*Given request:* Scan the data beneath this task and copy each line that includes "retweets".

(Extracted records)

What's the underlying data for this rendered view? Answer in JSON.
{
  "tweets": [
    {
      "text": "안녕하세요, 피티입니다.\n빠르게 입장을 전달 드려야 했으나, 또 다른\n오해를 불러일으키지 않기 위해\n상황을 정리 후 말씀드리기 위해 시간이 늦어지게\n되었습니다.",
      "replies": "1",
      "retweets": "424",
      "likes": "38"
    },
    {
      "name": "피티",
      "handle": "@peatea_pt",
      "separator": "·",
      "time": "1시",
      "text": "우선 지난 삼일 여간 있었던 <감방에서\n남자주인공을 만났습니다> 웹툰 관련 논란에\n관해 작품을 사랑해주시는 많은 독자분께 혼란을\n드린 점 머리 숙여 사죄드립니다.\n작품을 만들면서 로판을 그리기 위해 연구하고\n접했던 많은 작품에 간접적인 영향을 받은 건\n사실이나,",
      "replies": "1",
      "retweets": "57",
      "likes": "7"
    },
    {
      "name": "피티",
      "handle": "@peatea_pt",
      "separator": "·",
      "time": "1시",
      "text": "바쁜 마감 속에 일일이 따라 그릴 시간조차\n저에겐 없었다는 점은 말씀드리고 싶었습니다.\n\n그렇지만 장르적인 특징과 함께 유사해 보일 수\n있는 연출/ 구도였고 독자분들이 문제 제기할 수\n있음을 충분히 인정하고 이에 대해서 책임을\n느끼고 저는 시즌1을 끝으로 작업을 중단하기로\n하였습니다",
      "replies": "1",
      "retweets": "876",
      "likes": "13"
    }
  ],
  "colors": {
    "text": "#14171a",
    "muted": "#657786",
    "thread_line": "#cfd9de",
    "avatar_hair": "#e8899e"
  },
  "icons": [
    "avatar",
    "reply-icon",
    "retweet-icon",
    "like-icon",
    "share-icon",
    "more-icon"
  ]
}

*Response to the exercise:*
      "retweets": "424",
      "retweets": "57",
      "retweets": "876",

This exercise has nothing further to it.